### TEXTE FOURNI

<<<<

Du côté de l’Assemblée de la Polynésie, les rapporteures de la mission d’information relative aux conditions de prise en charge des patients evasanés inter-îles, Sylvana Puhetini et Eliane Tevahitua, soulignent que tout est mis en œuvre pour « redéfinir l’organisation de l’aide médicale d’urgence et la prioriser sur tous les transports sanitaires afin que plus jamais de tels événements puissent survenir dans de telles conditions au Fenua ». Selon le dernier rapport de la Cour territoriale des comptes consacré au CHPF, celui-ci ainsi que « les autres hôpitaux dotés de services des urgences, prennent en charge ces dernières sans qu’aucune loi de Pays d’organisation du traitement de l’urgence n’ait pu aboutir. Les textes métropolitains n’étant pas applicables, il n’existe donc pas de textes réglementaires en Polynésie française qui définissent les niveaux de soins pouvant être assurés par les différents établissements appelés à traiter l’urgence, c’est donc vers le CHPF et son plateau technique que les patients sont souvent adressés, quelle que soit la gravité de leur problème médical. Cette situation est doublement dommageable car outre les carences qu’elle révèle, elle expose le Pays et les établissements concernés à un risque juridique en cas de recours de la part d’un patient invoquant une mauvaise prise en charge ».

>>>>

### EXTRAIT DES DONNÉES

<<<<

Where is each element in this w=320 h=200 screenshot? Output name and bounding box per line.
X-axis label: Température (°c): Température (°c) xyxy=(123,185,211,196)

>>>>

### CONSIGNE 1
Reprenez sous forme de liste le paragraphe du texte fourni qui commence par « Du côté de l’Assemblée de la Polynésie », en conservant ses faits principaux.
### CONSIGNE 2
Rédigez la suite du texte fourni en un paragraphe, à partir de sa dernière phrase.

### RÉPONSE ATTENDUE 1
- Les rapporteures de la mission d’information de l’Assemblée de la Polynésie sur la prise en charge des patients évasanés inter-îles, Sylvana Puhetini et Eliane Tevahitua, affirment que tout est mis en œuvre pour redéfinir l’organisation de l’aide médicale d’urgence et la rendre prioritaire sur tous les transports sanitaires.
- D’après le dernier rapport de la Cour territoriale des comptes consacré au CHPF, celui-ci et les autres hôpitaux dotés de services des urgences traitent les urgences sans qu’aucune loi de Pays organisant ce traitement ait abouti.
- Les textes métropolitains ne s’appliquent pas en Polynésie française. Aucun texte réglementaire n’y définit donc les niveaux de soins que chaque établissement peut assurer.
- Les patients sont par conséquent souvent adressés au CHPF et à son plateau technique, quelle que soit la gravité de leur problème.
- Cette situation révèle des carences. Elle expose aussi le Pays et les établissements à un risque juridique si un patient invoque une mauvaise prise en charge.

### RÉPONSE ATTENDUE 2
En attendant, les habitants des Marquises et plus précisément de Ua Pou ont rendu un vibrant hommage à Hoane, dont le corps a été rapatrié sur son île d’origine après que ses parents aient pu revenir depuis Tahiti sur Nuku Hiva, lundi après-midi. Environ 600 personnes ont participé à une marche blanche entre le quai et le domicile du grand-père du nourrisson. Une marche blanche rythmée par les pahu et les haka marquisiens. Une messe aura lieu ce mardi matin à 9h (heure de Polynésie), toujours au domicile de son grand-père, avant l’enterrement du nourrisson à 10h.